#### DIRECTION
Count the lines below that contain the word "axis", and give only that number.

⁂

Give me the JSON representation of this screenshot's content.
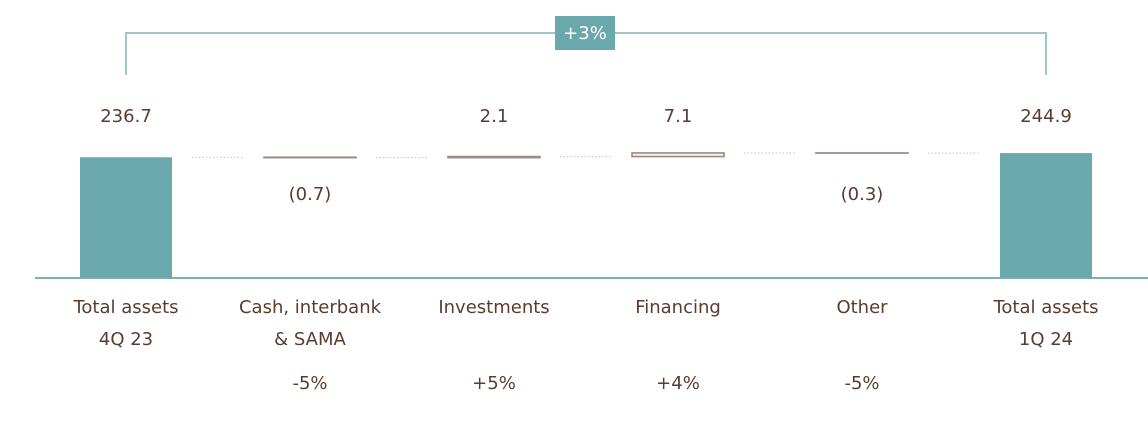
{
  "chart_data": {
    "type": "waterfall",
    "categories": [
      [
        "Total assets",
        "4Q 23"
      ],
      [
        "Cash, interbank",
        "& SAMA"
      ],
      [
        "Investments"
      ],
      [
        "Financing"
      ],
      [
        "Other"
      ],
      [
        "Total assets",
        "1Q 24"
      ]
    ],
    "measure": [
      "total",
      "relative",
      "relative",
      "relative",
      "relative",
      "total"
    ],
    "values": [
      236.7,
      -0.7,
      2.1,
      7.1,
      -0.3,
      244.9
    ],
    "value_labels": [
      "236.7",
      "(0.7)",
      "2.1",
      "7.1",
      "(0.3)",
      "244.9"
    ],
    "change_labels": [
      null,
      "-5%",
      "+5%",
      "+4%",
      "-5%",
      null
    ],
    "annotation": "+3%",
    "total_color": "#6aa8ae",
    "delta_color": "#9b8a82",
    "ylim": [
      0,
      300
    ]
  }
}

⁂

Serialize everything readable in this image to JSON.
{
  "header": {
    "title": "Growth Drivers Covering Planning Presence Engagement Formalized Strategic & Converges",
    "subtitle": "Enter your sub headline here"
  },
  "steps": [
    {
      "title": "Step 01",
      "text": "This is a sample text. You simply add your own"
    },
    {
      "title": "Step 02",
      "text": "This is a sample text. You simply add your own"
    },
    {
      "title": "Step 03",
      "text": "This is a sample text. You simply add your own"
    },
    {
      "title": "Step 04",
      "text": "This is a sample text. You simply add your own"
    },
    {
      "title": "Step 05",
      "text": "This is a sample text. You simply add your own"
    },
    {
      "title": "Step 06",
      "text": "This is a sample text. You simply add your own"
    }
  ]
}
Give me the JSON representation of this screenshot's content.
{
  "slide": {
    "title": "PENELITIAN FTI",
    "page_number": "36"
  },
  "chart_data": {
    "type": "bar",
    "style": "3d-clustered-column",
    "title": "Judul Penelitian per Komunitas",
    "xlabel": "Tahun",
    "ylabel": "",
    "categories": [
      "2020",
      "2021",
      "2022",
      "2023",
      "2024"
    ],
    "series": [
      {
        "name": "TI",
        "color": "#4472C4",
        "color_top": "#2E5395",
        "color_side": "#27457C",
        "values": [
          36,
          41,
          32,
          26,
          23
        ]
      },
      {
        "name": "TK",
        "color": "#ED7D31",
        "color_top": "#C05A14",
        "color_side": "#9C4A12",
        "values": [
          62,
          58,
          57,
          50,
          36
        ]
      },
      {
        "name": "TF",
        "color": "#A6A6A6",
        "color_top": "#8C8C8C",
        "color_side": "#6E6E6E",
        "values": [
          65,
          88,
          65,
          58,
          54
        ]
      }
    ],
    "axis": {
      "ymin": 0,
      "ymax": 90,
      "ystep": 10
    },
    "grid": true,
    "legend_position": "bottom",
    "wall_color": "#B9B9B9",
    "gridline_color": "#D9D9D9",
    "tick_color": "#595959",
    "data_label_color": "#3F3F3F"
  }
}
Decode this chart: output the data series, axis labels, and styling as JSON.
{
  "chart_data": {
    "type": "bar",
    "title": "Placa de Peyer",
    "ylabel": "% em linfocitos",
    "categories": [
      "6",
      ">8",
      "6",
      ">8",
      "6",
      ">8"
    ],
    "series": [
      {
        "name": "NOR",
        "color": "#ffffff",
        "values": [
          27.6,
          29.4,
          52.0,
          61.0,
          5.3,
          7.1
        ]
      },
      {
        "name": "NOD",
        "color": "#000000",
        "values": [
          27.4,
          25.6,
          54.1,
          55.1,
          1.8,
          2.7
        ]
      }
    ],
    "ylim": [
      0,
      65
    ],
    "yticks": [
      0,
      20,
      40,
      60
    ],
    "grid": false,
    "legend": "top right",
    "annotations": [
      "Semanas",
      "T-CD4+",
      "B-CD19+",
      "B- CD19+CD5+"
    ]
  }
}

⁂

#### THE COMPLETED TASK
2